(Raw records)
###

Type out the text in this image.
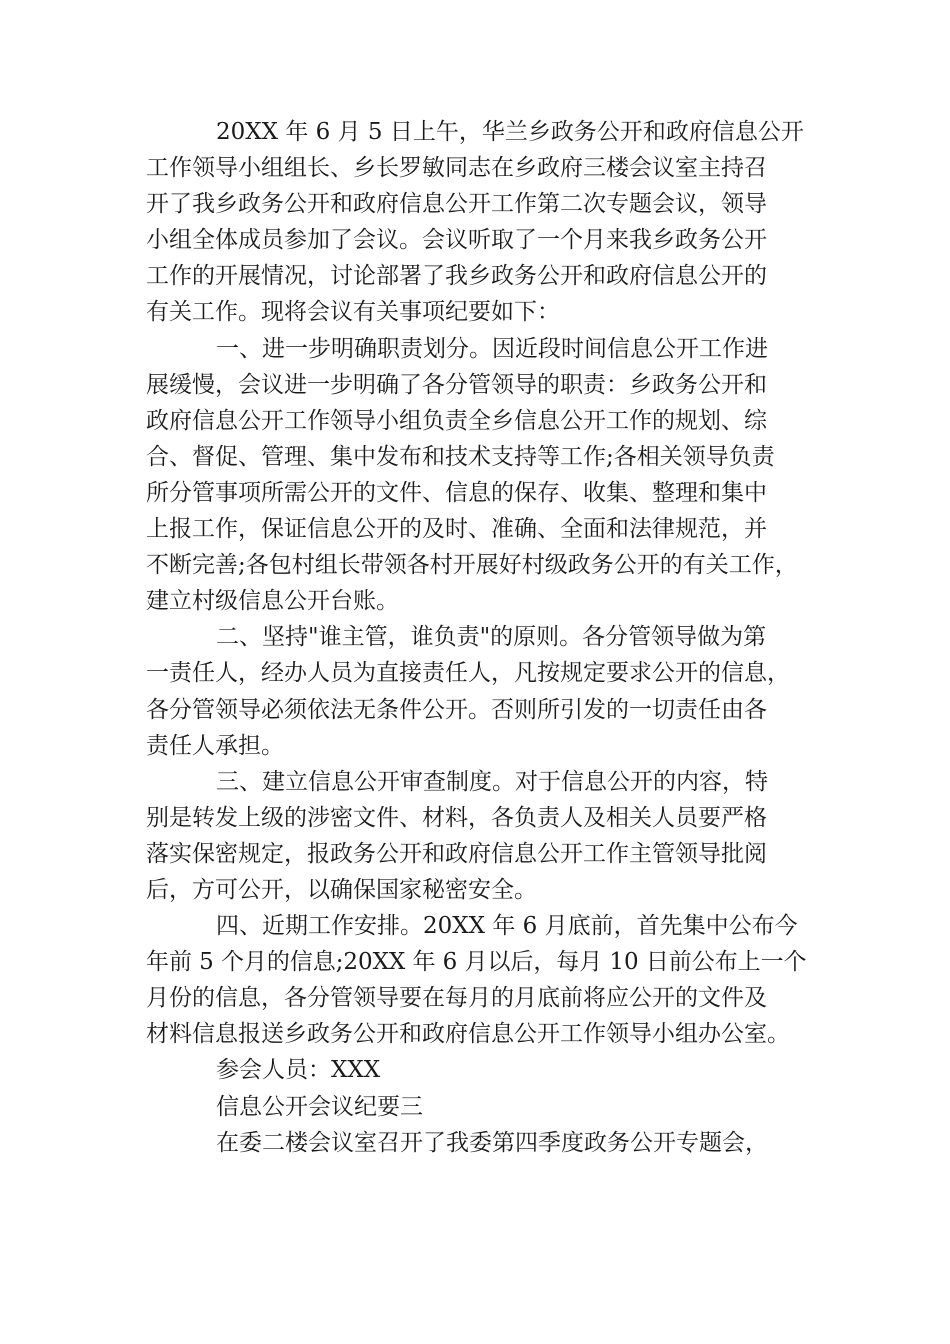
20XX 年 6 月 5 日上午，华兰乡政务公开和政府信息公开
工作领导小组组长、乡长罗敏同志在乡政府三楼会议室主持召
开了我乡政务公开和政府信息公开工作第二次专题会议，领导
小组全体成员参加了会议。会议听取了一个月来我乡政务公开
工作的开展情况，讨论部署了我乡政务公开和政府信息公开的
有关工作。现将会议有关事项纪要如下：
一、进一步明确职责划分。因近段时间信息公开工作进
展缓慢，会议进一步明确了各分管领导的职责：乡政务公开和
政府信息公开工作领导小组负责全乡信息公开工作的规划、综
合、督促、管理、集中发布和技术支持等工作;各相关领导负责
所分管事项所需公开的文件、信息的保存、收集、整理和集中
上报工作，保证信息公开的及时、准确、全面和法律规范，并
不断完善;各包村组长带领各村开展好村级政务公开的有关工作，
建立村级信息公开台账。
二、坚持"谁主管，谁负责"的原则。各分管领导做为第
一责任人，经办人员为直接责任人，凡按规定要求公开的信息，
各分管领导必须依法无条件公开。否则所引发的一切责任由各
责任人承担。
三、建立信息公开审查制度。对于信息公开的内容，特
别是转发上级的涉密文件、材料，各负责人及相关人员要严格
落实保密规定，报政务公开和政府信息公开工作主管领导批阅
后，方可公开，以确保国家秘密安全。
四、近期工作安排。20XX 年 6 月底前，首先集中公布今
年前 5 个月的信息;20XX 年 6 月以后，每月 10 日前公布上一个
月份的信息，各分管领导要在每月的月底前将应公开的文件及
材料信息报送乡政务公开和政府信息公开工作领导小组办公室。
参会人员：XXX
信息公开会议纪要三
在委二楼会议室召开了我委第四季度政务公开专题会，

###

Given exercise: Make a word-for-word copy of the entries, without any pictures.

Written solution:
Type out the text in this image.
20XX 年 6 月 5 日上午，华兰乡政务公开和政府信息公开
工作领导小组组长、乡长罗敏同志在乡政府三楼会议室主持召
开了我乡政务公开和政府信息公开工作第二次专题会议，领导
小组全体成员参加了会议。会议听取了一个月来我乡政务公开
工作的开展情况，讨论部署了我乡政务公开和政府信息公开的
有关工作。现将会议有关事项纪要如下：
一、进一步明确职责划分。因近段时间信息公开工作进
展缓慢，会议进一步明确了各分管领导的职责：乡政务公开和
政府信息公开工作领导小组负责全乡信息公开工作的规划、综
合、督促、管理、集中发布和技术支持等工作;各相关领导负责
所分管事项所需公开的文件、信息的保存、收集、整理和集中
上报工作，保证信息公开的及时、准确、全面和法律规范，并
不断完善;各包村组长带领各村开展好村级政务公开的有关工作，
建立村级信息公开台账。
二、坚持"谁主管，谁负责"的原则。各分管领导做为第
一责任人，经办人员为直接责任人，凡按规定要求公开的信息，
各分管领导必须依法无条件公开。否则所引发的一切责任由各
责任人承担。
三、建立信息公开审查制度。对于信息公开的内容，特
别是转发上级的涉密文件、材料，各负责人及相关人员要严格
落实保密规定，报政务公开和政府信息公开工作主管领导批阅
后，方可公开，以确保国家秘密安全。
四、近期工作安排。20XX 年 6 月底前，首先集中公布今
年前 5 个月的信息;20XX 年 6 月以后，每月 10 日前公布上一个
月份的信息，各分管领导要在每月的月底前将应公开的文件及
材料信息报送乡政务公开和政府信息公开工作领导小组办公室。
参会人员：XXX
信息公开会议纪要三
在委二楼会议室召开了我委第四季度政务公开专题会，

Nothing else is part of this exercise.